[Stored data entries]
-- Start --

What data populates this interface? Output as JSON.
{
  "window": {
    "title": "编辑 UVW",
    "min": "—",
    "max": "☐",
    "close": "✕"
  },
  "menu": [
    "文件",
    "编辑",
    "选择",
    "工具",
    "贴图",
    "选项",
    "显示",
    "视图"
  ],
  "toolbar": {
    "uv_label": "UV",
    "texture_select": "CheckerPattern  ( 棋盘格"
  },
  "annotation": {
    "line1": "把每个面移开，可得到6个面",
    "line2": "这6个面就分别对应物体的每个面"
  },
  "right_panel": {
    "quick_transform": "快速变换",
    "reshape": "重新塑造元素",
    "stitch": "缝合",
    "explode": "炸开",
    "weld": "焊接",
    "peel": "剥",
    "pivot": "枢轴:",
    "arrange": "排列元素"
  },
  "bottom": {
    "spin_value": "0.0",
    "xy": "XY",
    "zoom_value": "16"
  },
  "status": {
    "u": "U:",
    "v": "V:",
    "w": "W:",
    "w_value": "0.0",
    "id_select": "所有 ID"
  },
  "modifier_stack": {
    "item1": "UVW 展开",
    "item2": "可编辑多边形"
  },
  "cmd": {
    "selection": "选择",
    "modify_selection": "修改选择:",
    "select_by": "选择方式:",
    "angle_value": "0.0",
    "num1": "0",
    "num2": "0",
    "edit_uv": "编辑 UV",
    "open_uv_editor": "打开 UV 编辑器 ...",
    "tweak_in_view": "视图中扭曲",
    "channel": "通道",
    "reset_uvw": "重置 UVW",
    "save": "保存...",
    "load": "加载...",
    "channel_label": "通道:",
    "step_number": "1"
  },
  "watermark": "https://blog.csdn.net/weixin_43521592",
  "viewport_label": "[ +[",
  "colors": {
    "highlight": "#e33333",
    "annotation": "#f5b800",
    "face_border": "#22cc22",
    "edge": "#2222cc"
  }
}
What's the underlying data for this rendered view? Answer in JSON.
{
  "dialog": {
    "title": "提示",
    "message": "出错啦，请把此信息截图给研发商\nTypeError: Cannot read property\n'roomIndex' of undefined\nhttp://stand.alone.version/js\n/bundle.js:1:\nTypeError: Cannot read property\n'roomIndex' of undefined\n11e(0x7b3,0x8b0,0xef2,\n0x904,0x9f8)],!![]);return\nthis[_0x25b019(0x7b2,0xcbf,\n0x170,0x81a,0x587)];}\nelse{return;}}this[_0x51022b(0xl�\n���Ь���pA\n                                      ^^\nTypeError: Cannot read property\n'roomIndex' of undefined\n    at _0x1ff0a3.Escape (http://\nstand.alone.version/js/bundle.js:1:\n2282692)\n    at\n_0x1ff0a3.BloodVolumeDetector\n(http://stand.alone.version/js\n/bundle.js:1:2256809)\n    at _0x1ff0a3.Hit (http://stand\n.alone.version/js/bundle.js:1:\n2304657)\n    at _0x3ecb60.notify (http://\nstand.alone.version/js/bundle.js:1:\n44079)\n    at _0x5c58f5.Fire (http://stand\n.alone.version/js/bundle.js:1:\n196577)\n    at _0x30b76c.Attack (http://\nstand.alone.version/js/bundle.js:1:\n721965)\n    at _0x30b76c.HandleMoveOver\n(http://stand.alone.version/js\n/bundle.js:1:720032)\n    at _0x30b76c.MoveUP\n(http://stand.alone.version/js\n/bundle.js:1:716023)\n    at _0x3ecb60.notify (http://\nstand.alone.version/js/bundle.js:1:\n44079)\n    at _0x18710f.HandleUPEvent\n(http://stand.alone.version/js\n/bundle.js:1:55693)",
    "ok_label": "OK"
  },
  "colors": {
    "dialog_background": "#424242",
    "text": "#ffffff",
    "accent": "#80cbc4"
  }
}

-- End --

* Stated goal: Make an exact copy of the listing, including every line.

* Output for this exercise:
What data populates this interface? Output as JSON.
{
  "window": {
    "title": "编辑 UVW",
    "min": "—",
    "max": "☐",
    "close": "✕"
  },
  "menu": [
    "文件",
    "编辑",
    "选择",
    "工具",
    "贴图",
    "选项",
    "显示",
    "视图"
  ],
  "toolbar": {
    "uv_label": "UV",
    "texture_select": "CheckerPattern  ( 棋盘格"
  },
  "annotation": {
    "line1": "把每个面移开，可得到6个面",
    "line2": "这6个面就分别对应物体的每个面"
  },
  "right_panel": {
    "quick_transform": "快速变换",
    "reshape": "重新塑造元素",
    "stitch": "缝合",
    "explode": "炸开",
    "weld": "焊接",
    "peel": "剥",
    "pivot": "枢轴:",
    "arrange": "排列元素"
  },
  "bottom": {
    "spin_value": "0.0",
    "xy": "XY",
    "zoom_value": "16"
  },
  "status": {
    "u": "U:",
    "v": "V:",
    "w": "W:",
    "w_value": "0.0",
    "id_select": "所有 ID"
  },
  "modifier_stack": {
    "item1": "UVW 展开",
    "item2": "可编辑多边形"
  },
  "cmd": {
    "selection": "选择",
    "modify_selection": "修改选择:",
    "select_by": "选择方式:",
    "angle_value": "0.0",
    "num1": "0",
    "num2": "0",
    "edit_uv": "编辑 UV",
    "open_uv_editor": "打开 UV 编辑器 ...",
    "tweak_in_view": "视图中扭曲",
    "channel": "通道",
    "reset_uvw": "重置 UVW",
    "save": "保存...",
    "load": "加载...",
    "channel_label": "通道:",
    "step_number": "1"
  },
  "watermark": "https://blog.csdn.net/weixin_43521592",
  "viewport_label": "[ +[",
  "colors": {
    "highlight": "#e33333",
    "annotation": "#f5b800",
    "face_border": "#22cc22",
    "edge": "#2222cc"
  }
}
What's the underlying data for this rendered view? Answer in JSON.
{
  "dialog": {
    "title": "提示",
    "message": "出错啦，请把此信息截图给研发商\nTypeError: Cannot read property\n'roomIndex' of undefined\nhttp://stand.alone.version/js\n/bundle.js:1:\nTypeError: Cannot read property\n'roomIndex' of undefined\n11e(0x7b3,0x8b0,0xef2,\n0x904,0x9f8)],!![]);return\nthis[_0x25b019(0x7b2,0xcbf,\n0x170,0x81a,0x587)];}\nelse{return;}}this[_0x51022b(0xl�\n���Ь���pA\n                                      ^^\nTypeError: Cannot read property\n'roomIndex' of undefined\n    at _0x1ff0a3.Escape (http://\nstand.alone.version/js/bundle.js:1:\n2282692)\n    at\n_0x1ff0a3.BloodVolumeDetector\n(http://stand.alone.version/js\n/bundle.js:1:2256809)\n    at _0x1ff0a3.Hit (http://stand\n.alone.version/js/bundle.js:1:\n2304657)\n    at _0x3ecb60.notify (http://\nstand.alone.version/js/bundle.js:1:\n44079)\n    at _0x5c58f5.Fire (http://stand\n.alone.version/js/bundle.js:1:\n196577)\n    at _0x30b76c.Attack (http://\nstand.alone.version/js/bundle.js:1:\n721965)\n    at _0x30b76c.HandleMoveOver\n(http://stand.alone.version/js\n/bundle.js:1:720032)\n    at _0x30b76c.MoveUP\n(http://stand.alone.version/js\n/bundle.js:1:716023)\n    at _0x3ecb60.notify (http://\nstand.alone.version/js/bundle.js:1:\n44079)\n    at _0x18710f.HandleUPEvent\n(http://stand.alone.version/js\n/bundle.js:1:55693)",
    "ok_label": "OK"
  },
  "colors": {
    "dialog_background": "#424242",
    "text": "#ffffff",
    "accent": "#80cbc4"
  }
}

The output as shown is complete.